**WHAT THE TASK ASKS:**
Extract all lines that hold "duration" from the records below.

[Entries from a dataset]
■ ■ ■ ■

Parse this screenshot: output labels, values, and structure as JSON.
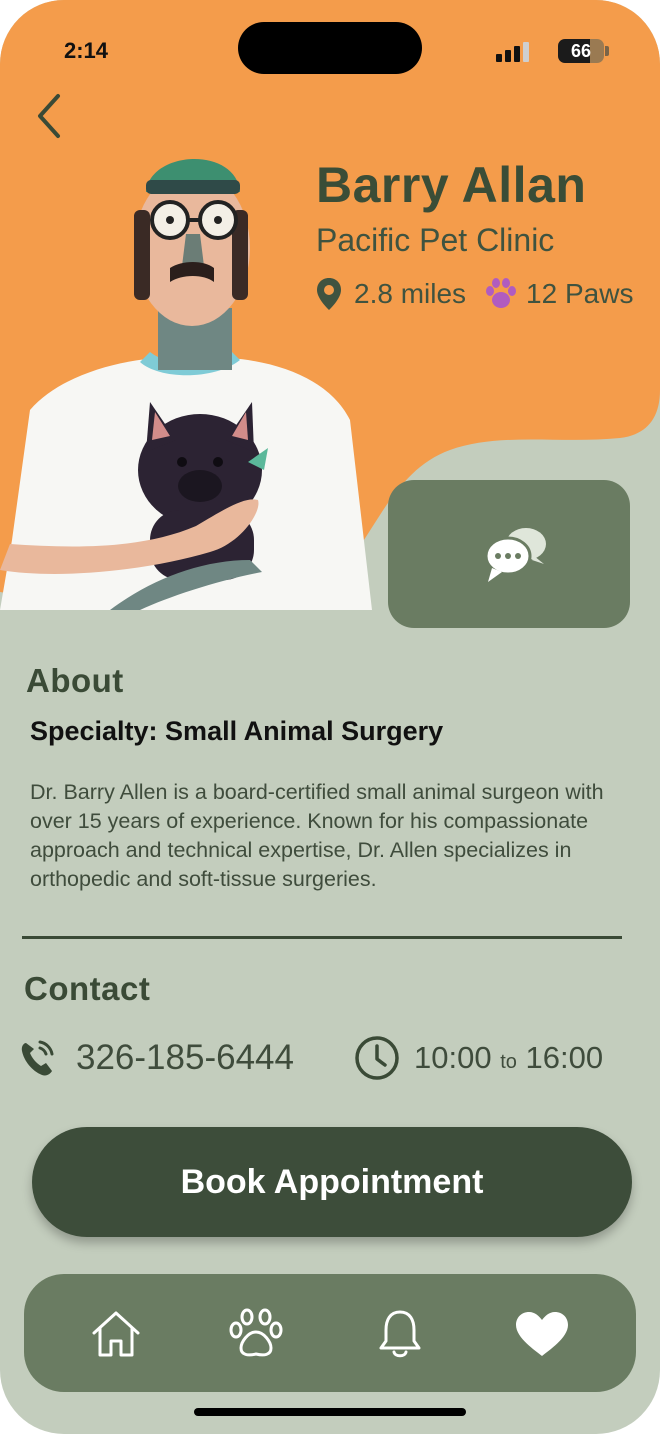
{
  "status_bar": {
    "time": "2:14",
    "battery": "66"
  },
  "doctor": {
    "name": "Barry Allan",
    "clinic": "Pacific Pet Clinic",
    "distance": "2.8 miles",
    "paws": "12 Paws"
  },
  "about": {
    "title": "About",
    "specialty": "Specialty: Small Animal Surgery",
    "bio": "Dr. Barry Allen is a board-certified small animal surgeon with over 15 years of experience. Known for his compassionate approach and technical expertise, Dr. Allen specializes in orthopedic and soft-tissue surgeries."
  },
  "contact": {
    "title": "Contact",
    "phone": "326-185-6444",
    "hours_open": "10:00",
    "hours_sep": "to",
    "hours_close": "16:00"
  },
  "actions": {
    "book": "Book Appointment"
  },
  "tabs": [
    {
      "icon": "home-icon"
    },
    {
      "icon": "paw-icon"
    },
    {
      "icon": "bell-icon"
    },
    {
      "icon": "heart-icon",
      "active": true
    }
  ],
  "colors": {
    "hero": "#f49c4b",
    "background": "#c3cdbd",
    "primary_dark": "#3d4d3a",
    "card": "#6a7c62",
    "paw_accent": "#b05cc0"
  }
}
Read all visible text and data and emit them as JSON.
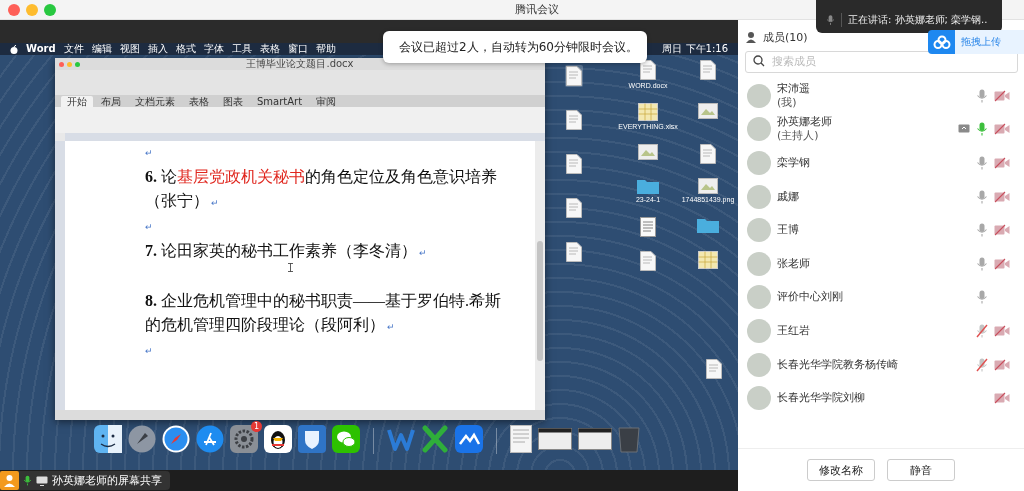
{
  "window": {
    "title": "腾讯会议"
  },
  "notification": {
    "text": "会议已超过2人，自动转为60分钟限时会议。"
  },
  "speaking_popup": {
    "text": "正在讲话:  孙英娜老师; 栾学钢.."
  },
  "upload_widget": {
    "label": "拖拽上传"
  },
  "shared_screen": {
    "menubar": {
      "items": [
        "Word",
        "文件",
        "编辑",
        "视图",
        "插入",
        "格式",
        "字体",
        "工具",
        "表格",
        "窗口",
        "帮助"
      ],
      "clock": "周日 下午1:16"
    },
    "word_window": {
      "title": "王博毕业论文题目.docx",
      "tabs": [
        {
          "label": "开始",
          "selected": true
        },
        {
          "label": "布局",
          "selected": false
        },
        {
          "label": "文档元素",
          "selected": false
        },
        {
          "label": "表格",
          "selected": false
        },
        {
          "label": "图表",
          "selected": false
        },
        {
          "label": "SmartArt",
          "selected": false
        },
        {
          "label": "审阅",
          "selected": false
        }
      ],
      "paragraphs": [
        {
          "kind": "mark",
          "end_mark": "↵"
        },
        {
          "kind": "text",
          "runs": [
            {
              "text": "6.",
              "bold": true
            },
            {
              "text": "  论",
              "bold": false
            },
            {
              "text": "基层党政机关秘书",
              "bold": false,
              "color": "#e0261e"
            },
            {
              "text": "的角色定位及角色意识培养（张宁）",
              "bold": false
            }
          ],
          "end_mark": "↵"
        },
        {
          "kind": "mark",
          "end_mark": "↵"
        },
        {
          "kind": "text",
          "runs": [
            {
              "text": "7.",
              "bold": true
            },
            {
              "text": " 论田家英的秘书工作素养（李冬清）",
              "bold": false
            }
          ],
          "end_mark": "↵"
        },
        {
          "kind": "blank"
        },
        {
          "kind": "text",
          "runs": [
            {
              "text": "8.",
              "bold": true
            },
            {
              "text": " 企业危机管理中的秘书职责——基于罗伯特.希斯的危机管理四阶段理论（段阿利）",
              "bold": false
            }
          ],
          "end_mark": "↵"
        },
        {
          "kind": "mark",
          "end_mark": "↵"
        }
      ]
    },
    "desktop_icons": {
      "left_column": [
        {
          "kind": "doc",
          "selected": true
        },
        {
          "kind": "doc",
          "selected": false
        },
        {
          "kind": "doc",
          "selected": false
        },
        {
          "kind": "doc",
          "selected": false
        },
        {
          "kind": "doc",
          "selected": false
        }
      ],
      "right_grid": [
        {
          "kind": "doc",
          "label": "WORD.docx",
          "selected": false
        },
        {
          "kind": "doc",
          "selected": false
        },
        {
          "kind": "sheet",
          "label": "EVERYTHING.xlsx",
          "selected": false
        },
        {
          "kind": "image",
          "selected": false
        },
        {
          "kind": "image",
          "selected": false
        },
        {
          "kind": "doc",
          "selected": false
        },
        {
          "kind": "folder",
          "label": "23-24-1",
          "selected": false
        },
        {
          "kind": "image",
          "label": "1744851439.png",
          "selected": false
        },
        {
          "kind": "pdf",
          "selected": false
        },
        {
          "kind": "folder",
          "selected": false
        },
        {
          "kind": "doc",
          "selected": false
        },
        {
          "kind": "sheet",
          "selected": false
        }
      ],
      "corner": {
        "kind": "doc",
        "selected": false
      }
    },
    "dock": [
      {
        "kind": "finder"
      },
      {
        "kind": "launchpad"
      },
      {
        "kind": "safari"
      },
      {
        "kind": "appstore"
      },
      {
        "kind": "settings",
        "badge": "1"
      },
      {
        "kind": "penguin"
      },
      {
        "kind": "shield"
      },
      {
        "kind": "chat"
      },
      {
        "kind": "divider"
      },
      {
        "kind": "w"
      },
      {
        "kind": "x"
      },
      {
        "kind": "meeting"
      },
      {
        "kind": "divider"
      },
      {
        "kind": "document"
      },
      {
        "kind": "window"
      },
      {
        "kind": "window"
      },
      {
        "kind": "trash"
      }
    ],
    "share_label": "孙英娜老师的屏幕共享"
  },
  "members_panel": {
    "title": "成员(10)",
    "search": {
      "placeholder": "搜索成员"
    },
    "members": [
      {
        "name": "宋沛遥",
        "role": "(我)",
        "mic": true,
        "muted": false,
        "speaking": false,
        "video_off": true,
        "sharing": false
      },
      {
        "name": "孙英娜老师",
        "role": "(主持人)",
        "mic": true,
        "muted": false,
        "speaking": true,
        "video_off": true,
        "sharing": true
      },
      {
        "name": "栾学钢",
        "mic": true,
        "muted": false,
        "speaking": false,
        "video_off": true,
        "sharing": false
      },
      {
        "name": "戚娜",
        "mic": true,
        "muted": false,
        "speaking": false,
        "video_off": true,
        "sharing": false
      },
      {
        "name": "王博",
        "mic": true,
        "muted": false,
        "speaking": false,
        "video_off": true,
        "sharing": false
      },
      {
        "name": "张老师",
        "mic": true,
        "muted": false,
        "speaking": false,
        "video_off": true,
        "sharing": false
      },
      {
        "name": "评价中心刘刚",
        "mic": true,
        "muted": false,
        "speaking": false,
        "video_off": false,
        "sharing": false
      },
      {
        "name": "王红岩",
        "mic": true,
        "muted": true,
        "speaking": false,
        "video_off": true,
        "sharing": false
      },
      {
        "name": "长春光华学院教务杨传崎",
        "mic": true,
        "muted": true,
        "speaking": false,
        "video_off": true,
        "sharing": false
      },
      {
        "name": "长春光华学院刘柳",
        "mic": false,
        "video_off": true,
        "sharing": false
      }
    ],
    "buttons": [
      "修改名称",
      "静音"
    ]
  }
}
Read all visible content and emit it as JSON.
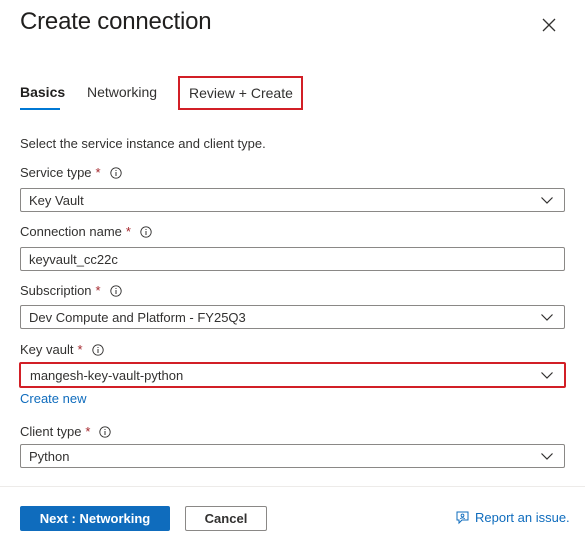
{
  "dialog": {
    "title": "Create connection"
  },
  "tabs": [
    {
      "label": "Basics",
      "active": true
    },
    {
      "label": "Networking",
      "active": false
    },
    {
      "label": "Review + Create",
      "active": false
    }
  ],
  "intro": "Select the service instance and client type.",
  "fields": {
    "service_type": {
      "label": "Service type",
      "required": "*",
      "value": "Key Vault"
    },
    "connection_name": {
      "label": "Connection name",
      "required": "*",
      "value": "keyvault_cc22c"
    },
    "subscription": {
      "label": "Subscription",
      "required": "*",
      "value": "Dev Compute and Platform - FY25Q3"
    },
    "key_vault": {
      "label": "Key vault",
      "required": "*",
      "value": "mangesh-key-vault-python",
      "create_new": "Create new"
    },
    "client_type": {
      "label": "Client type",
      "required": "*",
      "value": "Python"
    }
  },
  "footer": {
    "next_label": "Next : Networking",
    "cancel_label": "Cancel",
    "report_label": "Report an issue."
  },
  "colors": {
    "accent": "#0078d4",
    "primary_button": "#0f6cbd",
    "highlight_border": "#d21f26",
    "required": "#a4262c"
  },
  "icons": {
    "close": "close-icon",
    "info": "info-icon",
    "dropdown": "chevron-down-icon",
    "report": "feedback-icon"
  }
}
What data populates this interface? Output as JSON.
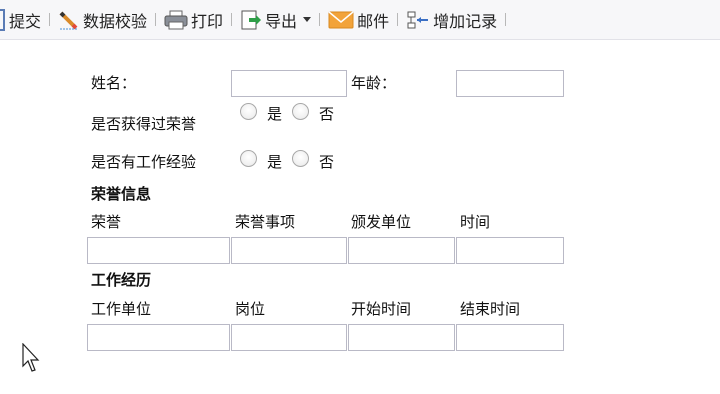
{
  "toolbar": {
    "submit": "提交",
    "validate": "数据校验",
    "print": "打印",
    "export": "导出",
    "email": "邮件",
    "add_record": "增加记录"
  },
  "form": {
    "name_label": "姓名：",
    "name_value": "",
    "age_label": "年龄：",
    "age_value": "",
    "honor_q": "是否获得过荣誉",
    "work_q": "是否有工作经验",
    "yes": "是",
    "no": "否",
    "honor_section": "荣誉信息",
    "honor_cols": [
      "荣誉",
      "荣誉事项",
      "颁发单位",
      "时间"
    ],
    "work_section": "工作经历",
    "work_cols": [
      "工作单位",
      "岗位",
      "开始时间",
      "结束时间"
    ]
  },
  "colors": {
    "toolbar_bg": "#f7f7f9",
    "input_border": "#b9b9c6",
    "export_icon_green": "#2e9e48",
    "mail_icon_orange": "#f2a33a"
  }
}
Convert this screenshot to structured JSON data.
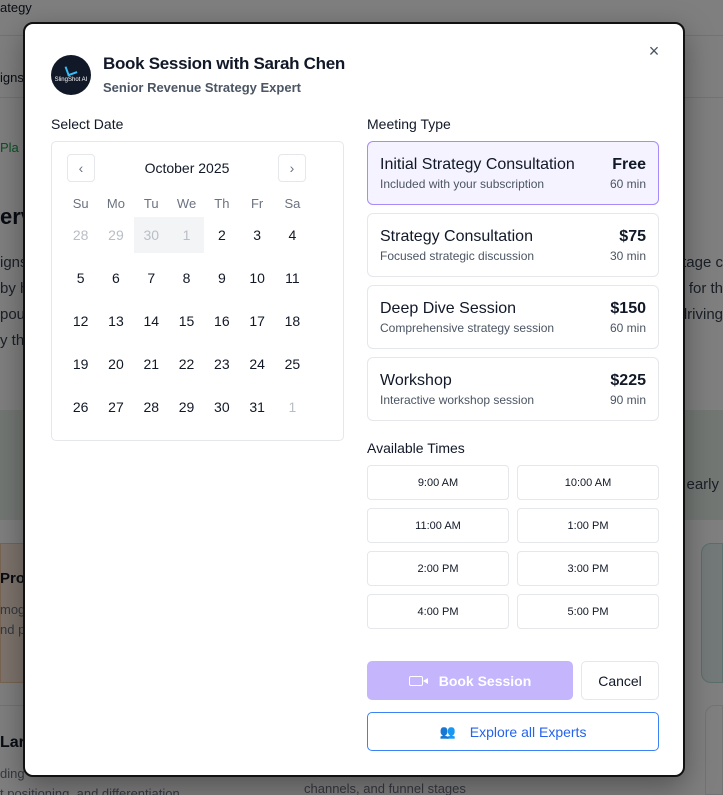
{
  "background": {
    "top_text": "ategy",
    "tab_text": "igns",
    "green_text": "Pla",
    "section_title": "erv",
    "left_lines": [
      "igns",
      "by h",
      "pou",
      "y th"
    ],
    "right_lines": [
      "tage c",
      "for th",
      "driving"
    ],
    "band_text": "early",
    "card_left_title": "Prof",
    "card_left_lines": [
      "mog",
      "nd p"
    ],
    "bottom_left_title": "Lar",
    "bottom_left_lines": [
      "ding",
      "t positioning, and differentiation"
    ],
    "bottom_mid_text": "channels, and funnel stages"
  },
  "modal": {
    "close_glyph": "×",
    "logo_text": "SlingShot AI",
    "expert_name": "Book Session with Sarah Chen",
    "expert_title": "Senior Revenue Strategy Expert",
    "select_date_label": "Select Date",
    "meeting_type_label": "Meeting Type",
    "available_times_label": "Available Times"
  },
  "calendar": {
    "month": "October 2025",
    "prev_icon": "‹",
    "next_icon": "›",
    "weekdays": [
      "Su",
      "Mo",
      "Tu",
      "We",
      "Th",
      "Fr",
      "Sa"
    ],
    "weeks": [
      [
        "28",
        "29",
        "30",
        "1",
        "2",
        "3",
        "4"
      ],
      [
        "5",
        "6",
        "7",
        "8",
        "9",
        "10",
        "11"
      ],
      [
        "12",
        "13",
        "14",
        "15",
        "16",
        "17",
        "18"
      ],
      [
        "19",
        "20",
        "21",
        "22",
        "23",
        "24",
        "25"
      ],
      [
        "26",
        "27",
        "28",
        "29",
        "30",
        "31",
        "1"
      ]
    ]
  },
  "meeting_types": [
    {
      "name": "Initial Strategy Consultation",
      "price": "Free",
      "description": "Included with your subscription",
      "duration": "60 min",
      "selected": true
    },
    {
      "name": "Strategy Consultation",
      "price": "$75",
      "description": "Focused strategic discussion",
      "duration": "30 min",
      "selected": false
    },
    {
      "name": "Deep Dive Session",
      "price": "$150",
      "description": "Comprehensive strategy session",
      "duration": "60 min",
      "selected": false
    },
    {
      "name": "Workshop",
      "price": "$225",
      "description": "Interactive workshop session",
      "duration": "90 min",
      "selected": false
    }
  ],
  "times": [
    "9:00 AM",
    "10:00 AM",
    "11:00 AM",
    "1:00 PM",
    "2:00 PM",
    "3:00 PM",
    "4:00 PM",
    "5:00 PM"
  ],
  "actions": {
    "book_label": "Book Session",
    "cancel_label": "Cancel",
    "explore_label": "Explore all Experts"
  },
  "colors": {
    "selected_border": "#a78bfa",
    "book_button": "#c4b5fd",
    "explore_border": "#3b82f6"
  }
}
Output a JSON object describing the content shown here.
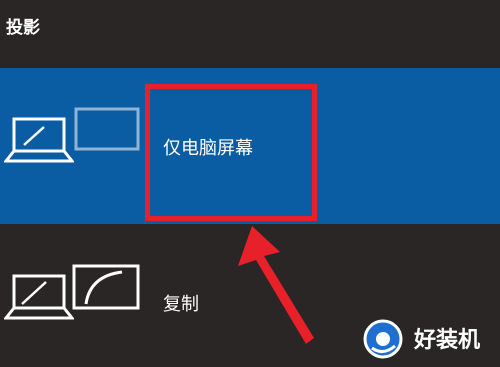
{
  "panel": {
    "title": "投影"
  },
  "options": {
    "pc_screen_only": {
      "label": "仅电脑屏幕",
      "selected": true
    },
    "duplicate": {
      "label": "复制",
      "selected": false
    }
  },
  "watermark": {
    "text": "好装机"
  },
  "colors": {
    "background": "#2a2626",
    "selected_bg": "#0a5da3",
    "annotation": "#e8202a",
    "text": "#ffffff"
  }
}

■ ■ ■ ■

**IN RESPONSE:**
      "duration": "60 min",
      "duration": "30 min",
      "duration": "60 min",
      "duration": "90 min",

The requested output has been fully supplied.